--- The exercise ---
Only the pictures stay out; every record is to be quoted exactly.

--- Supplied records ---
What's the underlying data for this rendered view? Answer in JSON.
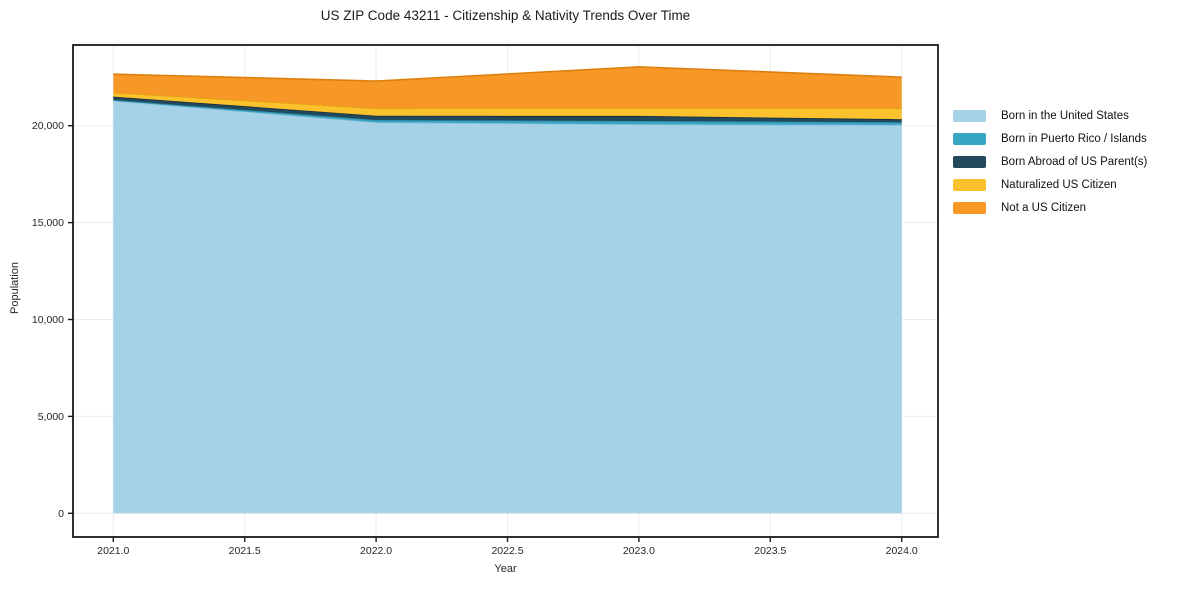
{
  "chart_data": {
    "type": "area",
    "stacked": true,
    "title": "US ZIP Code 43211 - Citizenship & Nativity Trends Over Time",
    "xlabel": "Year",
    "ylabel": "Population",
    "grid": true,
    "legend_position": "right-outside",
    "x": [
      2021,
      2022,
      2023,
      2024
    ],
    "x_ticks": [
      2021.0,
      2021.5,
      2022.0,
      2022.5,
      2023.0,
      2023.5,
      2024.0
    ],
    "x_tick_labels": [
      "2021.0",
      "2021.5",
      "2022.0",
      "2022.5",
      "2023.0",
      "2023.5",
      "2024.0"
    ],
    "y_ticks": [
      0,
      5000,
      10000,
      15000,
      20000
    ],
    "y_tick_labels": [
      "0",
      "5,000",
      "10,000",
      "15,000",
      "20,000"
    ],
    "xlim": [
      2020.85,
      2024.14
    ],
    "ylim": [
      -1220,
      24160
    ],
    "series": [
      {
        "name": "Born in the United States",
        "color": "#a5d2e6",
        "edge": "#88bedb",
        "values": [
          21290,
          20175,
          20075,
          20040
        ]
      },
      {
        "name": "Born in Puerto Rico / Islands",
        "color": "#38a5c2",
        "edge": "#2d8ba5",
        "values": [
          40,
          120,
          170,
          140
        ]
      },
      {
        "name": "Born Abroad of US Parent(s)",
        "color": "#22485c",
        "edge": "#17303e",
        "values": [
          170,
          220,
          260,
          155
        ]
      },
      {
        "name": "Naturalized US Citizen",
        "color": "#fcc22e",
        "edge": "#e0a40f",
        "values": [
          210,
          380,
          400,
          570
        ]
      },
      {
        "name": "Not a US Citizen",
        "color": "#f79726",
        "edge": "#dd7f0d",
        "values": [
          950,
          1410,
          2130,
          1600
        ]
      }
    ],
    "totals": [
      22660,
      22305,
      23035,
      22505
    ],
    "style": {
      "grid_color": "#ebebeb",
      "spine_color": "#1a1a1a",
      "tick_label_color": "#262626",
      "plot_bg": "#ffffff"
    }
  }
}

--- Completed exercise ---
What's the underlying data for this rendered view? Answer in JSON.
{
  "chart_data": {
    "type": "area",
    "stacked": true,
    "title": "US ZIP Code 43211 - Citizenship & Nativity Trends Over Time",
    "xlabel": "Year",
    "ylabel": "Population",
    "grid": true,
    "legend_position": "right-outside",
    "x": [
      2021,
      2022,
      2023,
      2024
    ],
    "x_ticks": [
      2021.0,
      2021.5,
      2022.0,
      2022.5,
      2023.0,
      2023.5,
      2024.0
    ],
    "x_tick_labels": [
      "2021.0",
      "2021.5",
      "2022.0",
      "2022.5",
      "2023.0",
      "2023.5",
      "2024.0"
    ],
    "y_ticks": [
      0,
      5000,
      10000,
      15000,
      20000
    ],
    "y_tick_labels": [
      "0",
      "5,000",
      "10,000",
      "15,000",
      "20,000"
    ],
    "xlim": [
      2020.85,
      2024.14
    ],
    "ylim": [
      -1220,
      24160
    ],
    "series": [
      {
        "name": "Born in the United States",
        "color": "#a5d2e6",
        "edge": "#88bedb",
        "values": [
          21290,
          20175,
          20075,
          20040
        ]
      },
      {
        "name": "Born in Puerto Rico / Islands",
        "color": "#38a5c2",
        "edge": "#2d8ba5",
        "values": [
          40,
          120,
          170,
          140
        ]
      },
      {
        "name": "Born Abroad of US Parent(s)",
        "color": "#22485c",
        "edge": "#17303e",
        "values": [
          170,
          220,
          260,
          155
        ]
      },
      {
        "name": "Naturalized US Citizen",
        "color": "#fcc22e",
        "edge": "#e0a40f",
        "values": [
          210,
          380,
          400,
          570
        ]
      },
      {
        "name": "Not a US Citizen",
        "color": "#f79726",
        "edge": "#dd7f0d",
        "values": [
          950,
          1410,
          2130,
          1600
        ]
      }
    ],
    "totals": [
      22660,
      22305,
      23035,
      22505
    ],
    "style": {
      "grid_color": "#ebebeb",
      "spine_color": "#1a1a1a",
      "tick_label_color": "#262626",
      "plot_bg": "#ffffff"
    }
  }
}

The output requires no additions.